● EXERCISE REQUIREMENTS:
Take each line containing "that" and report it exactly as written.

Data excerpts
▼
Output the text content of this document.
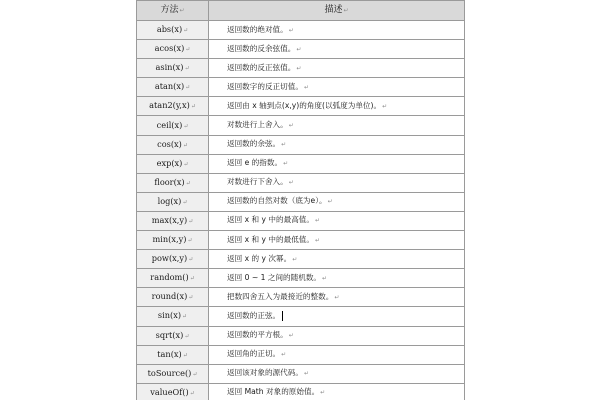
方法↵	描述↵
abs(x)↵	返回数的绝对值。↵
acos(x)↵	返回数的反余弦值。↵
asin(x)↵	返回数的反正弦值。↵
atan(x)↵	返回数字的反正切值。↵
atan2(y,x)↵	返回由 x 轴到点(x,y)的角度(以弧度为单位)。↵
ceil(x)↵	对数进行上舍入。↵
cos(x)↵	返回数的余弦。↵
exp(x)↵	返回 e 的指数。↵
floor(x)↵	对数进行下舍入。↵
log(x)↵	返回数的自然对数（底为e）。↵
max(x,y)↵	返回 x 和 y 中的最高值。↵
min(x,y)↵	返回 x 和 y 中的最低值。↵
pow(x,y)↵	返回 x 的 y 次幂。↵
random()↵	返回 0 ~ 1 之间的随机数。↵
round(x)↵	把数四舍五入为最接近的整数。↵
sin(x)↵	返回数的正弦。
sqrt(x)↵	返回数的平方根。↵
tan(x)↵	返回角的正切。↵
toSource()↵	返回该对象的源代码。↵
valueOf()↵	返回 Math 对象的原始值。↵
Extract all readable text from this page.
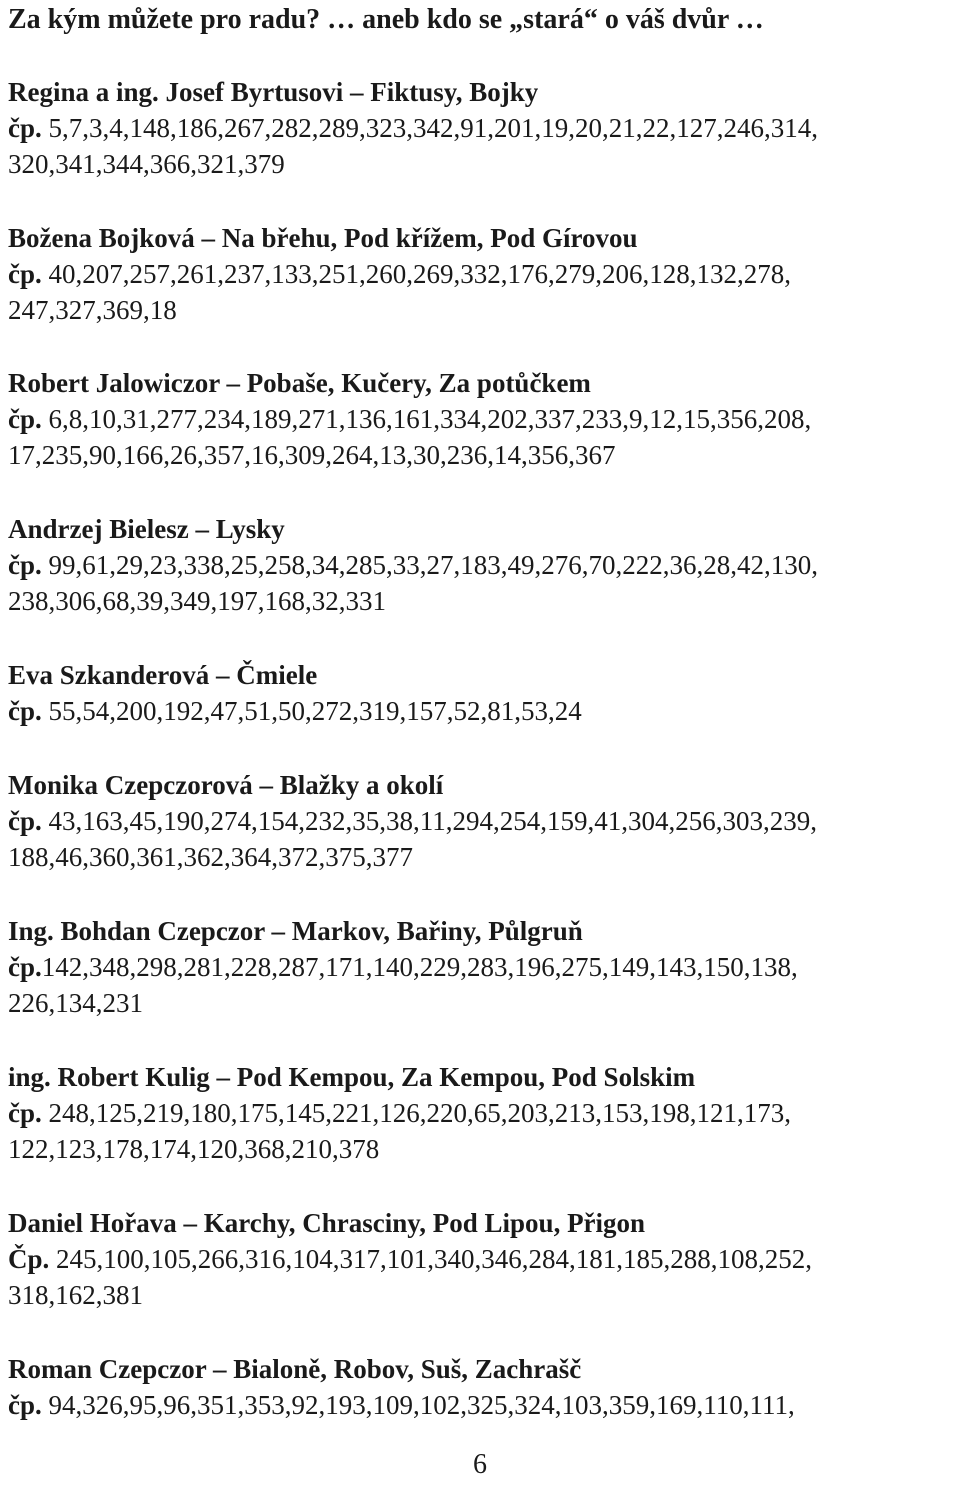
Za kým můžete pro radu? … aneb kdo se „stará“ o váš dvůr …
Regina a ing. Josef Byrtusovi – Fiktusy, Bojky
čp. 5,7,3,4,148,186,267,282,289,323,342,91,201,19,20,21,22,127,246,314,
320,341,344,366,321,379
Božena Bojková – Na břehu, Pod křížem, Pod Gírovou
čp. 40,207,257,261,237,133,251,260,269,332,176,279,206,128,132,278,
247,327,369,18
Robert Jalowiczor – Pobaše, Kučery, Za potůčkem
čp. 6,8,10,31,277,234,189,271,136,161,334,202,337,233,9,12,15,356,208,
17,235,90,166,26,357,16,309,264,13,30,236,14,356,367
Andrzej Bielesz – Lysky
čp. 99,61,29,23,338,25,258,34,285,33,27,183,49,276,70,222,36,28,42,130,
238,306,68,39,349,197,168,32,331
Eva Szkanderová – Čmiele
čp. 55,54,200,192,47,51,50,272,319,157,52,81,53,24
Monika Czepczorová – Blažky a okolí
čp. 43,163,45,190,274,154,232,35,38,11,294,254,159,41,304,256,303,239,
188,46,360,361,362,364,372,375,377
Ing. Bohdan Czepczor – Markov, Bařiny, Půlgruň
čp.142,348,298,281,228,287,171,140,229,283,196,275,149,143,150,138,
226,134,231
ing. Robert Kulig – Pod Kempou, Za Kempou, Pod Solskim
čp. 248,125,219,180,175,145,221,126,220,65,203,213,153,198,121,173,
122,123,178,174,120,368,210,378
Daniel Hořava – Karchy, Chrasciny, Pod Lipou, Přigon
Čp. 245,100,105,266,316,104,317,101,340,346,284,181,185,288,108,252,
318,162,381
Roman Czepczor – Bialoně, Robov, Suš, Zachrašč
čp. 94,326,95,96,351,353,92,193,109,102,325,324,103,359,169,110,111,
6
▲
▼
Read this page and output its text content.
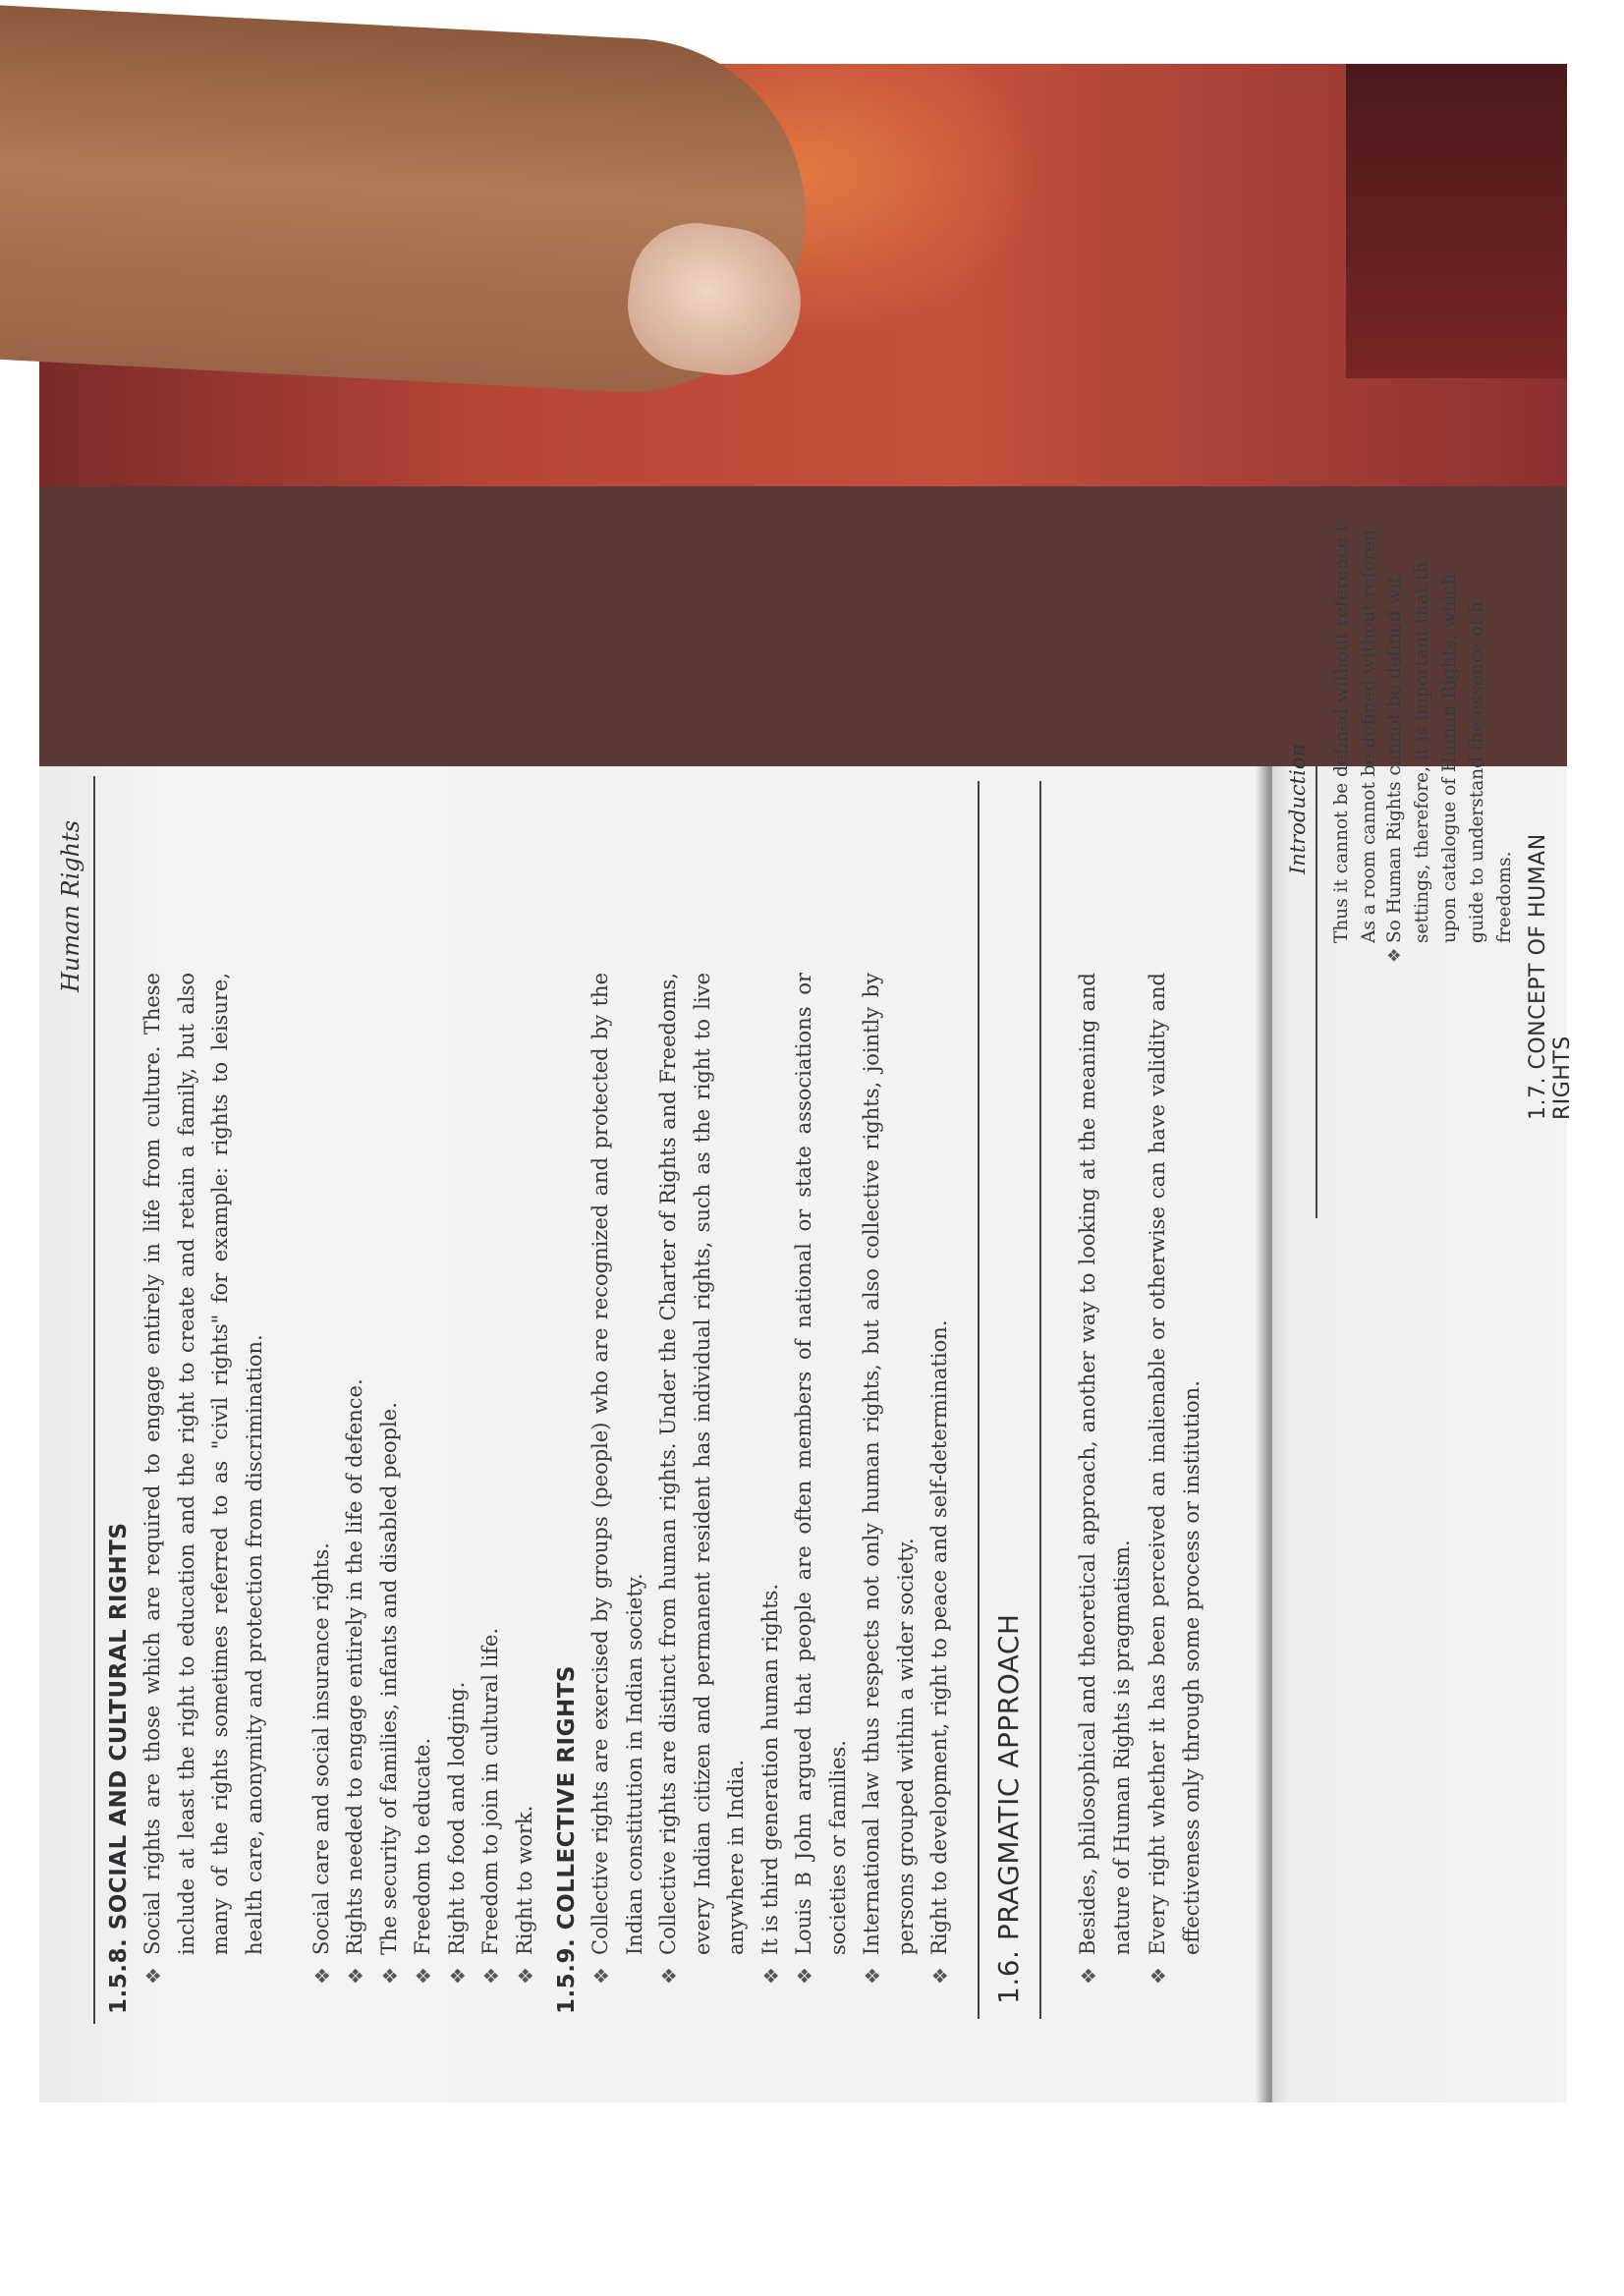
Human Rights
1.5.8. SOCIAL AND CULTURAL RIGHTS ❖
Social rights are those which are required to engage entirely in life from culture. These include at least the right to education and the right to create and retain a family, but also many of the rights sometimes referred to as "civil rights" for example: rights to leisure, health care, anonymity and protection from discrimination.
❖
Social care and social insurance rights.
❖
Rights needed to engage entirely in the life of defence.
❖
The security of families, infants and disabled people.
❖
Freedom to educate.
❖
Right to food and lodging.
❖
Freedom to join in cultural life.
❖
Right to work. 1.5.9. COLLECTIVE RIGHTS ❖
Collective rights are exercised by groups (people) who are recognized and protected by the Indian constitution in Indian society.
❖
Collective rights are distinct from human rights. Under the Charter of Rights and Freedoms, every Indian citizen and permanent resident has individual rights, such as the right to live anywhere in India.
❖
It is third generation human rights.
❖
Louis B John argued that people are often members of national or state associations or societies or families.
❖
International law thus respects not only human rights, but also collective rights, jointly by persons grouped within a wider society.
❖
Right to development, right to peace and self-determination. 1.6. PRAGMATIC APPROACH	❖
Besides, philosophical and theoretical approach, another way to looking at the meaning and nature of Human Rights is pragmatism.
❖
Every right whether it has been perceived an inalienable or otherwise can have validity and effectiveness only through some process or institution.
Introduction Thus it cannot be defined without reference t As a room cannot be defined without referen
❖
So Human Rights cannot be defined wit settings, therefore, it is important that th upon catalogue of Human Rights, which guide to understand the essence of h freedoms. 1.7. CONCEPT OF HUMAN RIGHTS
▲
● RESPONSE TO THE EXERCISE:
Louis B John argued that people are often members of national or state associations or societies or families.
So Human Rights cannot be defined wit settings, therefore, it is important that th upon catalogue of Human Rights, which guide to understand the essence of h freedoms. 1.7. CONCEPT OF HUMAN RIGHTS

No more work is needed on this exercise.